## Directions
Give the data again, word for word.

--- START Materials provided ---

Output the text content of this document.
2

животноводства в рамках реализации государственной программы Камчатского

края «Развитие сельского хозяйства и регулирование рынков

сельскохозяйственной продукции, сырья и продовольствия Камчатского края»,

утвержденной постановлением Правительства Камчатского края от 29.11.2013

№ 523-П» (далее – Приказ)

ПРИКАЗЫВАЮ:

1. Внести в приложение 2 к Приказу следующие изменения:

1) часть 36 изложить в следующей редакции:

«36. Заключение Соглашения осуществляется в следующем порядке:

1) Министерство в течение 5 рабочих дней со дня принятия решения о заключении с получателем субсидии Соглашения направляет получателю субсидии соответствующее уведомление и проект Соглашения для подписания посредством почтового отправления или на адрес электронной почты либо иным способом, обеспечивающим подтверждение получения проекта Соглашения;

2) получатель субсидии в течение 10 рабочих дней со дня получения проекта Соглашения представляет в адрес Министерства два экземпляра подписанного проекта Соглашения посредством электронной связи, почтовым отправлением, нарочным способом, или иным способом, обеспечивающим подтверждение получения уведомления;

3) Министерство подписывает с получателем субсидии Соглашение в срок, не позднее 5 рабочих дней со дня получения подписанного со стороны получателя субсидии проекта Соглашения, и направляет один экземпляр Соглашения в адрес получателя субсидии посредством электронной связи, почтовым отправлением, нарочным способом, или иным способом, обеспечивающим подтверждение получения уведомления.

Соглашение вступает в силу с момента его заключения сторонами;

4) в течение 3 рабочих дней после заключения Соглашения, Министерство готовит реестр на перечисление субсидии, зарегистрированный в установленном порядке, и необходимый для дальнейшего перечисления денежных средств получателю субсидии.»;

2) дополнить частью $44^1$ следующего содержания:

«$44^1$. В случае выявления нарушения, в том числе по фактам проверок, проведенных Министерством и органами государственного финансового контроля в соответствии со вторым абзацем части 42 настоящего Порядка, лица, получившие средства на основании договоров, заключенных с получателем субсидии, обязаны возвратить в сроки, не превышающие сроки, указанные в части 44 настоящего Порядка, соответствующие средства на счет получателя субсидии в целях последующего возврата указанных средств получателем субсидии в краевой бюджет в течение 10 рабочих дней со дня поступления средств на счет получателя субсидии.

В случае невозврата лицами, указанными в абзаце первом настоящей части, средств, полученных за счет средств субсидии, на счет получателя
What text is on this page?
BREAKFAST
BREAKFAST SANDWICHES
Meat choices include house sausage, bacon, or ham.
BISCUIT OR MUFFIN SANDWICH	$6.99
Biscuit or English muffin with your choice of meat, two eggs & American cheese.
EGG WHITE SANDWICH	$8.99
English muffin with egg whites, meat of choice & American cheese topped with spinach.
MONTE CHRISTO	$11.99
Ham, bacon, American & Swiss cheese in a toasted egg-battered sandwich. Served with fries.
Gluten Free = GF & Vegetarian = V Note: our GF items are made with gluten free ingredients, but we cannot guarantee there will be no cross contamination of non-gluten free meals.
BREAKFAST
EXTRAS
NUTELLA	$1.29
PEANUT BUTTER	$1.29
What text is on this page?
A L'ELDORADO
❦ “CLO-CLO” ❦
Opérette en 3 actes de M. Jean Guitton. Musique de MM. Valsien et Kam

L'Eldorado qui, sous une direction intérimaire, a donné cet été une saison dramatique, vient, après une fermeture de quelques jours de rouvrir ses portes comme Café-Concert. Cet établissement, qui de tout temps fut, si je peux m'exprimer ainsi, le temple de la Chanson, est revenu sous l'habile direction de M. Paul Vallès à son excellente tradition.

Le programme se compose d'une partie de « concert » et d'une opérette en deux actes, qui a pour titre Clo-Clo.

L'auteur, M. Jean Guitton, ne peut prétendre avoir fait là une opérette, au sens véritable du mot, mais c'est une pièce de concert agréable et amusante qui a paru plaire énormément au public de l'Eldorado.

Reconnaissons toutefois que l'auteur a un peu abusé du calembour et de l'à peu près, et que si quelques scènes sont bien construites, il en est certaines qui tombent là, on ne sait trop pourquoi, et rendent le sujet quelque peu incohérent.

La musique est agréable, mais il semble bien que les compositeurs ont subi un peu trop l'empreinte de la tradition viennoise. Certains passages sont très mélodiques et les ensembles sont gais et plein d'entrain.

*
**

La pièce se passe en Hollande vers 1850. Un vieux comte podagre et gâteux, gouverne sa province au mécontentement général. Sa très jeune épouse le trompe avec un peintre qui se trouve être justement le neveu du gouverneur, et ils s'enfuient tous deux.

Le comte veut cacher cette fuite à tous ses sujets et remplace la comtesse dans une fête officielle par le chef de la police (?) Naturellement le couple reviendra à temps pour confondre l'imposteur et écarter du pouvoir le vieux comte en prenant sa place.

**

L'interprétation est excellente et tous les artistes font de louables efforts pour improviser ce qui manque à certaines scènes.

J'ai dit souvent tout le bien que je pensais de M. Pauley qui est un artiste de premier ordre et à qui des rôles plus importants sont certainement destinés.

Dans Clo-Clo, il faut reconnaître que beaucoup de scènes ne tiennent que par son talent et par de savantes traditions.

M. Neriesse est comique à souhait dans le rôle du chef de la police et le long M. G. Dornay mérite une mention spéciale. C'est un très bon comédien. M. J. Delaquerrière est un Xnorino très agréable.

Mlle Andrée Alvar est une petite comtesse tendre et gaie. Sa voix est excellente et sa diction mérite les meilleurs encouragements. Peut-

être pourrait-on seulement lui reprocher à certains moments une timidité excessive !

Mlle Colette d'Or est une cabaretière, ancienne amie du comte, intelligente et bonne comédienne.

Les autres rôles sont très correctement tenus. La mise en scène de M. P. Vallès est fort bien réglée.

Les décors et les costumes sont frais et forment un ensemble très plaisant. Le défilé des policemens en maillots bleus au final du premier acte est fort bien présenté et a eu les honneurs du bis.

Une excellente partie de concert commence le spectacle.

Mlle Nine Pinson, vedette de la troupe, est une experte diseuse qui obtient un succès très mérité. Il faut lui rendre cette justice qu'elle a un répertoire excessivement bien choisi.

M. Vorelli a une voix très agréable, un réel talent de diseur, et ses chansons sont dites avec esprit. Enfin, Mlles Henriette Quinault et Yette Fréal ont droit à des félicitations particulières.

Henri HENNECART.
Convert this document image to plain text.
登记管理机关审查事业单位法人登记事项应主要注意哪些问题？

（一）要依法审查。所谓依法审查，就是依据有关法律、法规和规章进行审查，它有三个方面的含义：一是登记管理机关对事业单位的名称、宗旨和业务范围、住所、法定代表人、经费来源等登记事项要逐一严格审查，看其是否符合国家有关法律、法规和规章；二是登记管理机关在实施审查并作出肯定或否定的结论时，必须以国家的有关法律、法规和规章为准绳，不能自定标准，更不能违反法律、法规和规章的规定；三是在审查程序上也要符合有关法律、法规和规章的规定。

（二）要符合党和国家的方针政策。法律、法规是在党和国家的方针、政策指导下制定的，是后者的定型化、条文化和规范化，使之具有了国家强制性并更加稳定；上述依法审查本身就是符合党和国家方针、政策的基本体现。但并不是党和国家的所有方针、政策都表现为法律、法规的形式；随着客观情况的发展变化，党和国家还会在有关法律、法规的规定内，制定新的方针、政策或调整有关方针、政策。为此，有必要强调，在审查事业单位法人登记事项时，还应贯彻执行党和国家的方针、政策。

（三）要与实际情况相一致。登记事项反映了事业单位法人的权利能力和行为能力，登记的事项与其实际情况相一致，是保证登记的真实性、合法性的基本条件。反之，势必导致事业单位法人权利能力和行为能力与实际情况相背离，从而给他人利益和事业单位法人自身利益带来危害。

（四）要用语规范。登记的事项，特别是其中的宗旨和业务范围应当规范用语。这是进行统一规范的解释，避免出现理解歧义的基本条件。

--- END Materials provided ---

## Reply to the exercise
Output the text content of this document.
2

животноводства в рамках реализации государственной программы Камчатского

края «Развитие сельского хозяйства и регулирование рынков

сельскохозяйственной продукции, сырья и продовольствия Камчатского края»,

утвержденной постановлением Правительства Камчатского края от 29.11.2013

№ 523-П» (далее – Приказ)

ПРИКАЗЫВАЮ:

1. Внести в приложение 2 к Приказу следующие изменения:

1) часть 36 изложить в следующей редакции:

«36. Заключение Соглашения осуществляется в следующем порядке:

1) Министерство в течение 5 рабочих дней со дня принятия решения о заключении с получателем субсидии Соглашения направляет получателю субсидии соответствующее уведомление и проект Соглашения для подписания посредством почтового отправления или на адрес электронной почты либо иным способом, обеспечивающим подтверждение получения проекта Соглашения;

2) получатель субсидии в течение 10 рабочих дней со дня получения проекта Соглашения представляет в адрес Министерства два экземпляра подписанного проекта Соглашения посредством электронной связи, почтовым отправлением, нарочным способом, или иным способом, обеспечивающим подтверждение получения уведомления;

3) Министерство подписывает с получателем субсидии Соглашение в срок, не позднее 5 рабочих дней со дня получения подписанного со стороны получателя субсидии проекта Соглашения, и направляет один экземпляр Соглашения в адрес получателя субсидии посредством электронной связи, почтовым отправлением, нарочным способом, или иным способом, обеспечивающим подтверждение получения уведомления.

Соглашение вступает в силу с момента его заключения сторонами;

4) в течение 3 рабочих дней после заключения Соглашения, Министерство готовит реестр на перечисление субсидии, зарегистрированный в установленном порядке, и необходимый для дальнейшего перечисления денежных средств получателю субсидии.»;

2) дополнить частью $44^1$ следующего содержания:

«$44^1$. В случае выявления нарушения, в том числе по фактам проверок, проведенных Министерством и органами государственного финансового контроля в соответствии со вторым абзацем части 42 настоящего Порядка, лица, получившие средства на основании договоров, заключенных с получателем субсидии, обязаны возвратить в сроки, не превышающие сроки, указанные в части 44 настоящего Порядка, соответствующие средства на счет получателя субсидии в целях последующего возврата указанных средств получателем субсидии в краевой бюджет в течение 10 рабочих дней со дня поступления средств на счет получателя субсидии.

В случае невозврата лицами, указанными в абзаце первом настоящей части, средств, полученных за счет средств субсидии, на счет получателя
What text is on this page?
BREAKFAST
BREAKFAST SANDWICHES
Meat choices include house sausage, bacon, or ham.
BISCUIT OR MUFFIN SANDWICH	$6.99
Biscuit or English muffin with your choice of meat, two eggs & American cheese.
EGG WHITE SANDWICH	$8.99
English muffin with egg whites, meat of choice & American cheese topped with spinach.
MONTE CHRISTO	$11.99
Ham, bacon, American & Swiss cheese in a toasted egg-battered sandwich. Served with fries.
Gluten Free = GF & Vegetarian = V Note: our GF items are made with gluten free ingredients, but we cannot guarantee there will be no cross contamination of non-gluten free meals.
BREAKFAST
EXTRAS
NUTELLA	$1.29
PEANUT BUTTER	$1.29
What text is on this page?
A L'ELDORADO
❦ “CLO-CLO” ❦
Opérette en 3 actes de M. Jean Guitton. Musique de MM. Valsien et Kam

L'Eldorado qui, sous une direction intérimaire, a donné cet été une saison dramatique, vient, après une fermeture de quelques jours de rouvrir ses portes comme Café-Concert. Cet établissement, qui de tout temps fut, si je peux m'exprimer ainsi, le temple de la Chanson, est revenu sous l'habile direction de M. Paul Vallès à son excellente tradition.

Le programme se compose d'une partie de « concert » et d'une opérette en deux actes, qui a pour titre Clo-Clo.

L'auteur, M. Jean Guitton, ne peut prétendre avoir fait là une opérette, au sens véritable du mot, mais c'est une pièce de concert agréable et amusante qui a paru plaire énormément au public de l'Eldorado.

Reconnaissons toutefois que l'auteur a un peu abusé du calembour et de l'à peu près, et que si quelques scènes sont bien construites, il en est certaines qui tombent là, on ne sait trop pourquoi, et rendent le sujet quelque peu incohérent.

La musique est agréable, mais il semble bien que les compositeurs ont subi un peu trop l'empreinte de la tradition viennoise. Certains passages sont très mélodiques et les ensembles sont gais et plein d'entrain.

*
**

La pièce se passe en Hollande vers 1850. Un vieux comte podagre et gâteux, gouverne sa province au mécontentement général. Sa très jeune épouse le trompe avec un peintre qui se trouve être justement le neveu du gouverneur, et ils s'enfuient tous deux.

Le comte veut cacher cette fuite à tous ses sujets et remplace la comtesse dans une fête officielle par le chef de la police (?) Naturellement le couple reviendra à temps pour confondre l'imposteur et écarter du pouvoir le vieux comte en prenant sa place.

**

L'interprétation est excellente et tous les artistes font de louables efforts pour improviser ce qui manque à certaines scènes.

J'ai dit souvent tout le bien que je pensais de M. Pauley qui est un artiste de premier ordre et à qui des rôles plus importants sont certainement destinés.

Dans Clo-Clo, il faut reconnaître que beaucoup de scènes ne tiennent que par son talent et par de savantes traditions.

M. Neriesse est comique à souhait dans le rôle du chef de la police et le long M. G. Dornay mérite une mention spéciale. C'est un très bon comédien. M. J. Delaquerrière est un Xnorino très agréable.

Mlle Andrée Alvar est une petite comtesse tendre et gaie. Sa voix est excellente et sa diction mérite les meilleurs encouragements. Peut-

être pourrait-on seulement lui reprocher à certains moments une timidité excessive !

Mlle Colette d'Or est une cabaretière, ancienne amie du comte, intelligente et bonne comédienne.

Les autres rôles sont très correctement tenus. La mise en scène de M. P. Vallès est fort bien réglée.

Les décors et les costumes sont frais et forment un ensemble très plaisant. Le défilé des policemens en maillots bleus au final du premier acte est fort bien présenté et a eu les honneurs du bis.

Une excellente partie de concert commence le spectacle.

Mlle Nine Pinson, vedette de la troupe, est une experte diseuse qui obtient un succès très mérité. Il faut lui rendre cette justice qu'elle a un répertoire excessivement bien choisi.

M. Vorelli a une voix très agréable, un réel talent de diseur, et ses chansons sont dites avec esprit. Enfin, Mlles Henriette Quinault et Yette Fréal ont droit à des félicitations particulières.

Henri HENNECART.
Convert this document image to plain text.
登记管理机关审查事业单位法人登记事项应主要注意哪些问题？

（一）要依法审查。所谓依法审查，就是依据有关法律、法规和规章进行审查，它有三个方面的含义：一是登记管理机关对事业单位的名称、宗旨和业务范围、住所、法定代表人、经费来源等登记事项要逐一严格审查，看其是否符合国家有关法律、法规和规章；二是登记管理机关在实施审查并作出肯定或否定的结论时，必须以国家的有关法律、法规和规章为准绳，不能自定标准，更不能违反法律、法规和规章的规定；三是在审查程序上也要符合有关法律、法规和规章的规定。

（二）要符合党和国家的方针政策。法律、法规是在党和国家的方针、政策指导下制定的，是后者的定型化、条文化和规范化，使之具有了国家强制性并更加稳定；上述依法审查本身就是符合党和国家方针、政策的基本体现。但并不是党和国家的所有方针、政策都表现为法律、法规的形式；随着客观情况的发展变化，党和国家还会在有关法律、法规的规定内，制定新的方针、政策或调整有关方针、政策。为此，有必要强调，在审查事业单位法人登记事项时，还应贯彻执行党和国家的方针、政策。

（三）要与实际情况相一致。登记事项反映了事业单位法人的权利能力和行为能力，登记的事项与其实际情况相一致，是保证登记的真实性、合法性的基本条件。反之，势必导致事业单位法人权利能力和行为能力与实际情况相背离，从而给他人利益和事业单位法人自身利益带来危害。

（四）要用语规范。登记的事项，特别是其中的宗旨和业务范围应当规范用语。这是进行统一规范的解释，避免出现理解歧义的基本条件。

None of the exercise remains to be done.